| Records shown |
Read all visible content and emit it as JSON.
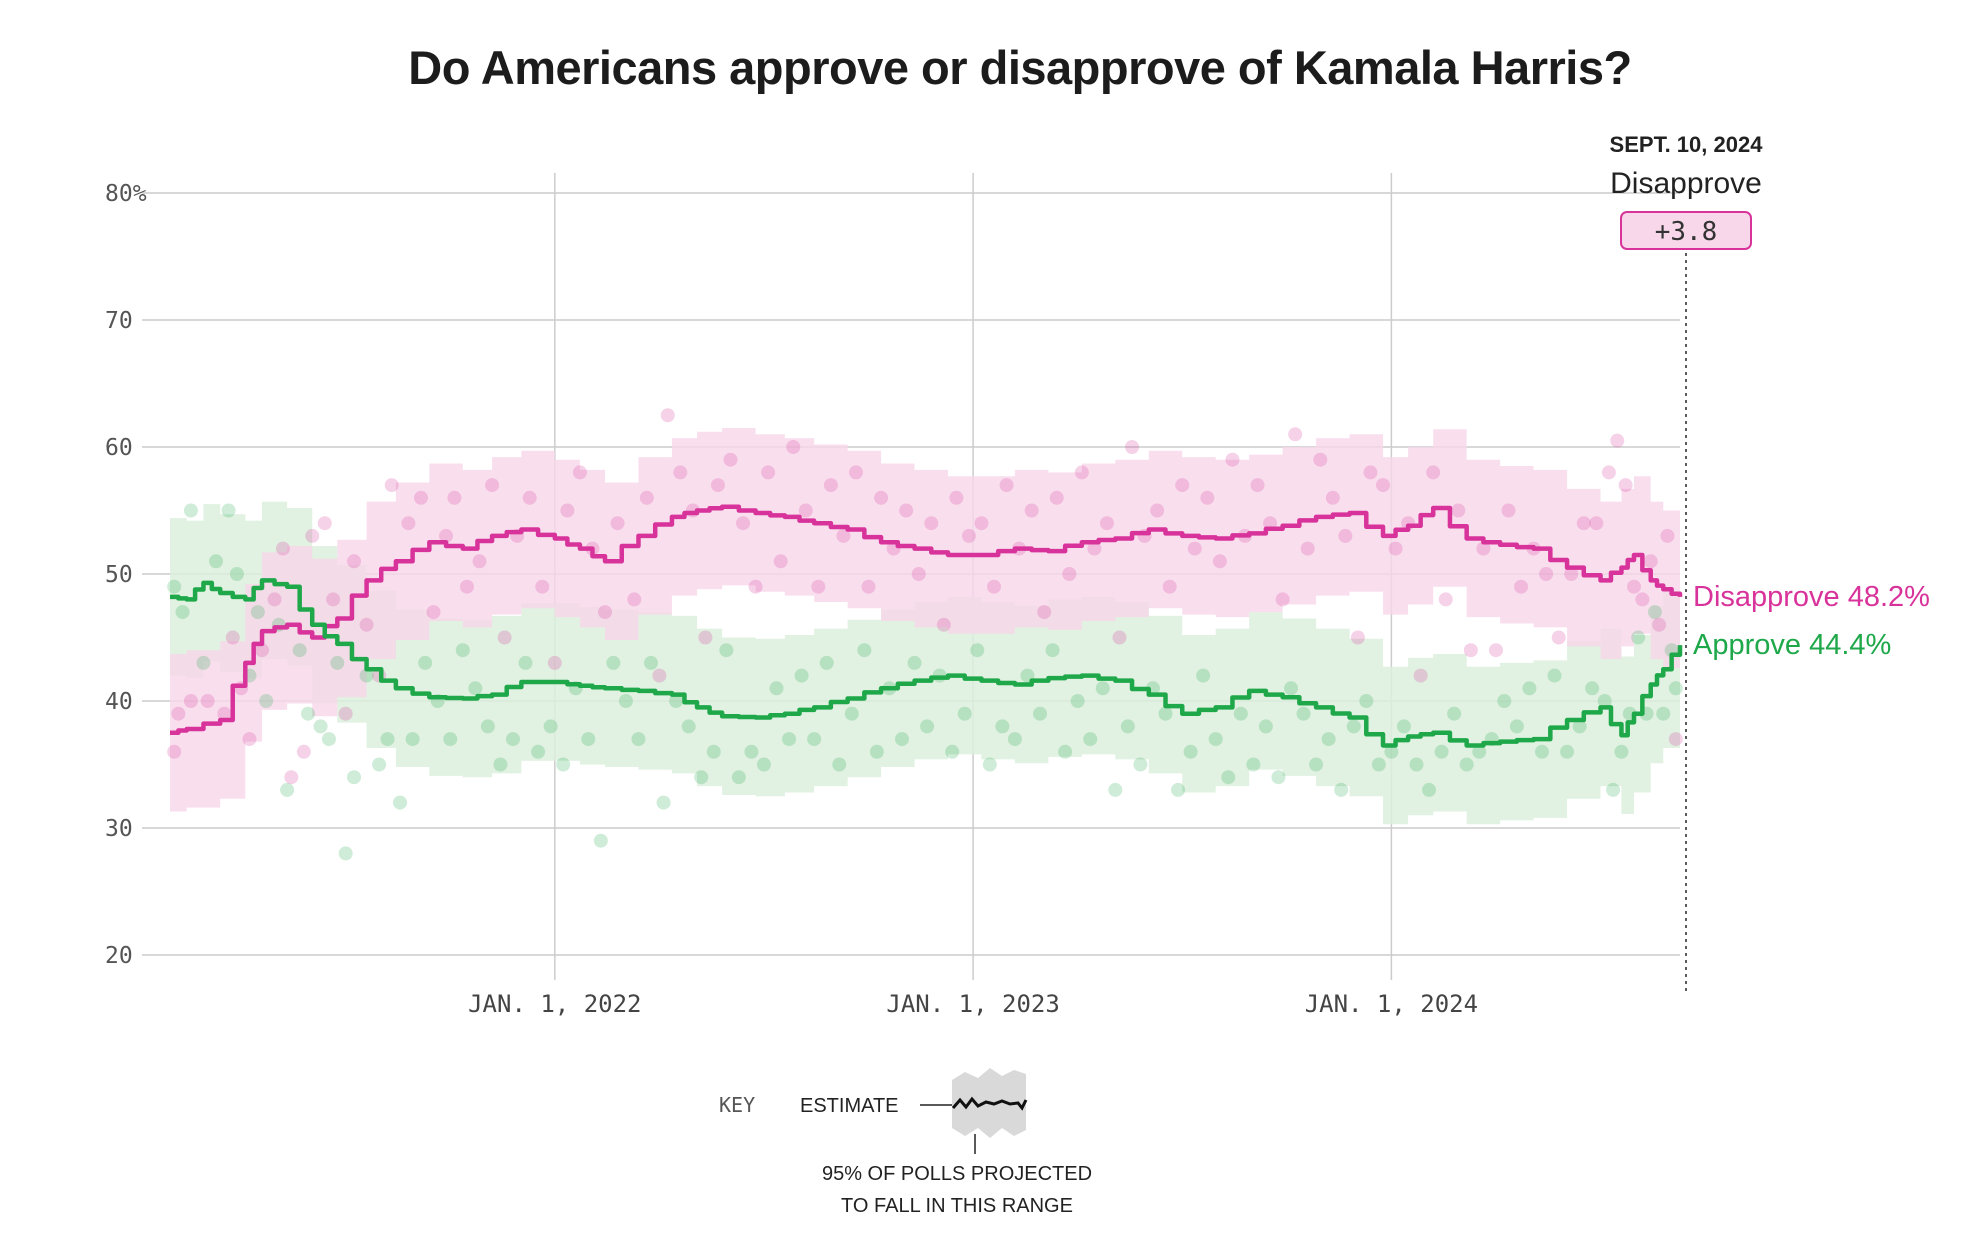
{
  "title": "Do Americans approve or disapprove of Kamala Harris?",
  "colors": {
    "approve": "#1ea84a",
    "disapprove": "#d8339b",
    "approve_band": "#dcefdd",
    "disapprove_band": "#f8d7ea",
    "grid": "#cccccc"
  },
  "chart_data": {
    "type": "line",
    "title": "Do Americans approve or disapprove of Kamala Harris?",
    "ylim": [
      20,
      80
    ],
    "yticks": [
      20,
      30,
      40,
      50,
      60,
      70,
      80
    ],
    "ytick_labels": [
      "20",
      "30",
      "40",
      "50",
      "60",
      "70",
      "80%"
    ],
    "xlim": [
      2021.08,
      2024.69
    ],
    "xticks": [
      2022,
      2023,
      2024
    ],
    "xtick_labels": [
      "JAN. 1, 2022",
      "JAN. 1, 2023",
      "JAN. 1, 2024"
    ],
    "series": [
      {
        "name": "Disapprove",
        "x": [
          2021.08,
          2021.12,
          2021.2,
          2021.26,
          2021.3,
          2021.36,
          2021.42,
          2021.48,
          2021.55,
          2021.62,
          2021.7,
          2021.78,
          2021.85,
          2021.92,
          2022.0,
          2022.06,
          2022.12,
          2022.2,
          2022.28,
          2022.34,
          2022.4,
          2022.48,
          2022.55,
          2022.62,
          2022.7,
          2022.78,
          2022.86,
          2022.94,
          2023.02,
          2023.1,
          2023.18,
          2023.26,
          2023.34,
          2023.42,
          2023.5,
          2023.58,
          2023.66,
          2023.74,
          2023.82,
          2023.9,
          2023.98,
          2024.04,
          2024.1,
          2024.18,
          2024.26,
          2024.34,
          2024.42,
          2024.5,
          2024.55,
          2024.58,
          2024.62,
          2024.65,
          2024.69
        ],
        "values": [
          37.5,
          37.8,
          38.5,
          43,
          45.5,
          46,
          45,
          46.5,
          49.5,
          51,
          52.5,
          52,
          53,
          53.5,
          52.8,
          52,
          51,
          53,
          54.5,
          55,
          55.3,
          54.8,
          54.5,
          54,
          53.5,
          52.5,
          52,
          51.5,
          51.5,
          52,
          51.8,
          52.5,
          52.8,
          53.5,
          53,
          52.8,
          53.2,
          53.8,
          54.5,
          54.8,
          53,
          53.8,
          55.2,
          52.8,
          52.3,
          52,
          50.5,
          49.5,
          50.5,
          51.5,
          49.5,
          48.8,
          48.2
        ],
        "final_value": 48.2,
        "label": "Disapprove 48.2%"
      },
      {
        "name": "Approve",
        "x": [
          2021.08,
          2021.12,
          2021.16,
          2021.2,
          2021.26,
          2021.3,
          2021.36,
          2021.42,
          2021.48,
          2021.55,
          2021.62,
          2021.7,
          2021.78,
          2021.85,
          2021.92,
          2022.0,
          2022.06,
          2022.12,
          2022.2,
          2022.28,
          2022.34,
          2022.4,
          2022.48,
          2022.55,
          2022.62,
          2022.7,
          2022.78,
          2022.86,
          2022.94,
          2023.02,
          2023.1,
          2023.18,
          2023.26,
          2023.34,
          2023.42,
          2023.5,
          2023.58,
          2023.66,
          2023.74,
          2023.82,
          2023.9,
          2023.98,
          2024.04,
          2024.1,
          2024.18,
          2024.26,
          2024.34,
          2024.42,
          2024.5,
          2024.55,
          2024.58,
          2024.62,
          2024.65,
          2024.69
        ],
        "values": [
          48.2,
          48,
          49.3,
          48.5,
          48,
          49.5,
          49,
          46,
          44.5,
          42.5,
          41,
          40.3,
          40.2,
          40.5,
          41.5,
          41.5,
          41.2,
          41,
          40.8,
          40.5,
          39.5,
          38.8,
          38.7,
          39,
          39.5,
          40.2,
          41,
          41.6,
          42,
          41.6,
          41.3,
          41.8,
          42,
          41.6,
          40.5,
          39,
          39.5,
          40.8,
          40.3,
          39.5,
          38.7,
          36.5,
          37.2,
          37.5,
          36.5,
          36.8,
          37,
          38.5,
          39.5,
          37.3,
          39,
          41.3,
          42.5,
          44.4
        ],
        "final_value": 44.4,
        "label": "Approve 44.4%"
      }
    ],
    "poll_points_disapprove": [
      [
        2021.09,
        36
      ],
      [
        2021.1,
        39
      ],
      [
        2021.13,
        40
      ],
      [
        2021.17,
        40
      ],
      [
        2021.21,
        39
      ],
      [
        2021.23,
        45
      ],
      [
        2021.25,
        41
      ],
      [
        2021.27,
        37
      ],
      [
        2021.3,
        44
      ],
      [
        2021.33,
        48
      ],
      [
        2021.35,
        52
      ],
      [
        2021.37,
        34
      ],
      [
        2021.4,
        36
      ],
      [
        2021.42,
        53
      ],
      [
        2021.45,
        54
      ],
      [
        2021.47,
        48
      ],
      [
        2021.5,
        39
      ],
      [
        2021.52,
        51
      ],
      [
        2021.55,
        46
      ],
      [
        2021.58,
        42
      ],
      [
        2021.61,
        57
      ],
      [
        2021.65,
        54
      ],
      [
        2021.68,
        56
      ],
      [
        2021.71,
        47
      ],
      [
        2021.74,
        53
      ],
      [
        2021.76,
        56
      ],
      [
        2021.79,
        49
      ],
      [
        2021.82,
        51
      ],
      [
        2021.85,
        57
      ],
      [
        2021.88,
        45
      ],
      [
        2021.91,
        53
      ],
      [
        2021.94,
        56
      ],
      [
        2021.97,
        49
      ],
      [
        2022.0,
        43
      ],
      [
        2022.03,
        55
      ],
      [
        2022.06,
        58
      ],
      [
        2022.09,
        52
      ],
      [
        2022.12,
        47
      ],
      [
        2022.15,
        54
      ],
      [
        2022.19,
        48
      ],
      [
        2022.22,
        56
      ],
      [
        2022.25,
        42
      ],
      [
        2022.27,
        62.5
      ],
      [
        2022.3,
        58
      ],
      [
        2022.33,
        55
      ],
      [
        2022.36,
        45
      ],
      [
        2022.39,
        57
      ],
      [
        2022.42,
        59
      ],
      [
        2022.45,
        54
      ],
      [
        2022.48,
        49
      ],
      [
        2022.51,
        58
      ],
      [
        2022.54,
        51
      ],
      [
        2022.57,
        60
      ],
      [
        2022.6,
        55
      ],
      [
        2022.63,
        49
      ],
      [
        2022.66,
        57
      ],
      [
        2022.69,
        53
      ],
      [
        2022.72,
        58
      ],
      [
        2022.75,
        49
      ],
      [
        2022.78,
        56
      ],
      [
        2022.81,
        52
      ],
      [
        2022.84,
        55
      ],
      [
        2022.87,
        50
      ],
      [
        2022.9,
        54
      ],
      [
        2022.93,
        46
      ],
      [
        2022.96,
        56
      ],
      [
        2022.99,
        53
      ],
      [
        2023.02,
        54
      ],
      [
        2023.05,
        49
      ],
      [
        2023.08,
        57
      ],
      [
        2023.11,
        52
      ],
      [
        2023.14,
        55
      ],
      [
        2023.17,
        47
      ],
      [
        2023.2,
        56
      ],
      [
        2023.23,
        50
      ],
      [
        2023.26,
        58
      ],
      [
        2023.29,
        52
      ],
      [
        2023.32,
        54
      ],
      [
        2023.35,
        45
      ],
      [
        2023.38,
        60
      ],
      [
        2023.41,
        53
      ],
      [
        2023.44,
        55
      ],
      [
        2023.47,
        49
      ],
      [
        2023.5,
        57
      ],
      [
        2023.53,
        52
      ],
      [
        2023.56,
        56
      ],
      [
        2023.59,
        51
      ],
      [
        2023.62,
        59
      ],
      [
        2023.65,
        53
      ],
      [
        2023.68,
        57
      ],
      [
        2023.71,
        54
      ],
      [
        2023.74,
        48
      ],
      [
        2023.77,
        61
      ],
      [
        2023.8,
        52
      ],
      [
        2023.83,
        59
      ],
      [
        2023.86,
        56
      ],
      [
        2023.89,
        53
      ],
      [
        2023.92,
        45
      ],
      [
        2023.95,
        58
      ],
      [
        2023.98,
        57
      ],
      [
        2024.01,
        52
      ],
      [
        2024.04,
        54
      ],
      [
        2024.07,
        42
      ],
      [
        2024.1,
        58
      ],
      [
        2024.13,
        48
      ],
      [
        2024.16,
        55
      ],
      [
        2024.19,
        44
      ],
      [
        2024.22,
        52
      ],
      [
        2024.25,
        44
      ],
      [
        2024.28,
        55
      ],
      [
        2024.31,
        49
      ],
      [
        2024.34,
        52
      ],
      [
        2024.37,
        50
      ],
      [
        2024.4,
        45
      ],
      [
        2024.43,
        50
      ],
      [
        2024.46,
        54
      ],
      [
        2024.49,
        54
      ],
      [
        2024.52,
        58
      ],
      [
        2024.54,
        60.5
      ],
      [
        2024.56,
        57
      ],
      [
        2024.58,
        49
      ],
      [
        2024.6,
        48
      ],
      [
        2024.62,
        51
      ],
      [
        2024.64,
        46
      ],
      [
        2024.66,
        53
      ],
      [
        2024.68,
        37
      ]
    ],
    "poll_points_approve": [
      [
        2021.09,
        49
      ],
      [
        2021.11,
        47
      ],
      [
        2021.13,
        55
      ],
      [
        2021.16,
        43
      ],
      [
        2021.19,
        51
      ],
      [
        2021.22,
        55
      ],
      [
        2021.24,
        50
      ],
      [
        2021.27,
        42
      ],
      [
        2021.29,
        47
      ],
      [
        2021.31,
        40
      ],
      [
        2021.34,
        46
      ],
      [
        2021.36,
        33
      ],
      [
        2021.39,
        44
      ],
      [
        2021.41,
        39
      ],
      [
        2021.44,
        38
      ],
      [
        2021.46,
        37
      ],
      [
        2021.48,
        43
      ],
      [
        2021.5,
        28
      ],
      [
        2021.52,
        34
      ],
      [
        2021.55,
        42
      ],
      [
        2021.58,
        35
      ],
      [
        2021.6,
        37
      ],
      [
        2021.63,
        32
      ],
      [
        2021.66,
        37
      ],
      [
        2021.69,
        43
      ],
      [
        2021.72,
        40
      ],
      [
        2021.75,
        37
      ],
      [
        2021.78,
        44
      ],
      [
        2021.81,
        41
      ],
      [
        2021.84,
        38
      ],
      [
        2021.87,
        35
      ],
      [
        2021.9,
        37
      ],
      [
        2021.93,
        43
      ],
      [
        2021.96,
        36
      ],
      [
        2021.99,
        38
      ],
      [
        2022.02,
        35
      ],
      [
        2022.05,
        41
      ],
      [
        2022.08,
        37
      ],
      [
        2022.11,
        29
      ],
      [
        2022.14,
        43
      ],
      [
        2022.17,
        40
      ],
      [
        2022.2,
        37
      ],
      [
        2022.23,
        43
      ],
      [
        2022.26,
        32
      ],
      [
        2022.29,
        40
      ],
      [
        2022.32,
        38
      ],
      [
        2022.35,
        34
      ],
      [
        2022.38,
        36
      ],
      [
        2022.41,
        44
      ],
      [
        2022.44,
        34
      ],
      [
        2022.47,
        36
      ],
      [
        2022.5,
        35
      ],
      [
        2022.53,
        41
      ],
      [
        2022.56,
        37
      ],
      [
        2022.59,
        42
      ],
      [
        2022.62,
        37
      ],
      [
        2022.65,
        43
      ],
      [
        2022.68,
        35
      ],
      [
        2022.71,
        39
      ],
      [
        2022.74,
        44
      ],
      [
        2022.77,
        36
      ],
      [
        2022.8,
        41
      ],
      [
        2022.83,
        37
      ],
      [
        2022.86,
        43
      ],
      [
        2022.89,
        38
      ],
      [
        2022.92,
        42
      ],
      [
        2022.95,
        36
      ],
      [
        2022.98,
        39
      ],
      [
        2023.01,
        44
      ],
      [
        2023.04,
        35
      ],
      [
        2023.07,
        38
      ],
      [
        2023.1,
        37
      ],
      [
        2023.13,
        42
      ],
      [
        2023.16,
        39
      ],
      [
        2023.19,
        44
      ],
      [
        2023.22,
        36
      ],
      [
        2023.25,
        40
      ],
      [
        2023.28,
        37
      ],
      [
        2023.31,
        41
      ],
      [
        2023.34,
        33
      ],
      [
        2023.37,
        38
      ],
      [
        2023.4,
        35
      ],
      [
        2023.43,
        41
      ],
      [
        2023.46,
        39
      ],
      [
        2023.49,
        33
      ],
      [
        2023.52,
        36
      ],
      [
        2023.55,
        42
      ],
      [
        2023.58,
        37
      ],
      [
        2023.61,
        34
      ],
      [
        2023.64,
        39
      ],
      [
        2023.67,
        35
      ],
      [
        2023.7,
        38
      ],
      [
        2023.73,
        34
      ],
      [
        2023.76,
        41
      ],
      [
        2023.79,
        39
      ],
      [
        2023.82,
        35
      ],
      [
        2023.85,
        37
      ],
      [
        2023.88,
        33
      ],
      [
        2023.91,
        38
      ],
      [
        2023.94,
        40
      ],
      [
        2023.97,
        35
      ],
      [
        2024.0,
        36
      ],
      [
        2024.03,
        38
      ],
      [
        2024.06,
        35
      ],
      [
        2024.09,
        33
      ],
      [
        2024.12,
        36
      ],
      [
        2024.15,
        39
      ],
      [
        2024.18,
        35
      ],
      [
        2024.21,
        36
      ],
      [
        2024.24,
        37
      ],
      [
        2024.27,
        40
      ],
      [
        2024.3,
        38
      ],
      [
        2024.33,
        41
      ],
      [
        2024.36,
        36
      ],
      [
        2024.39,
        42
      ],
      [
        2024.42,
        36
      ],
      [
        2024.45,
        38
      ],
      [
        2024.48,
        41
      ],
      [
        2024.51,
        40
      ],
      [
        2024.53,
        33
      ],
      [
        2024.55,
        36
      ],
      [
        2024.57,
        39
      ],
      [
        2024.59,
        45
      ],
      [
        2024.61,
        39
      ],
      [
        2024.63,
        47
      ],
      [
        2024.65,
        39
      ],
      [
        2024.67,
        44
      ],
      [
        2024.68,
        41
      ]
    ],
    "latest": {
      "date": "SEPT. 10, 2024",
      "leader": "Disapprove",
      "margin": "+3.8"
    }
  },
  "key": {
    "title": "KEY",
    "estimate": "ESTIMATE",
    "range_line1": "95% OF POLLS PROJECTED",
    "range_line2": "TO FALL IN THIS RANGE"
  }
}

| Brief |
Gather each line of the records holding the string "Kamala".

| Result for this exercise |
  "title": "Do Americans approve or disapprove of Kamala Harris?",
    "title": "Do Americans approve or disapprove of Kamala Harris?",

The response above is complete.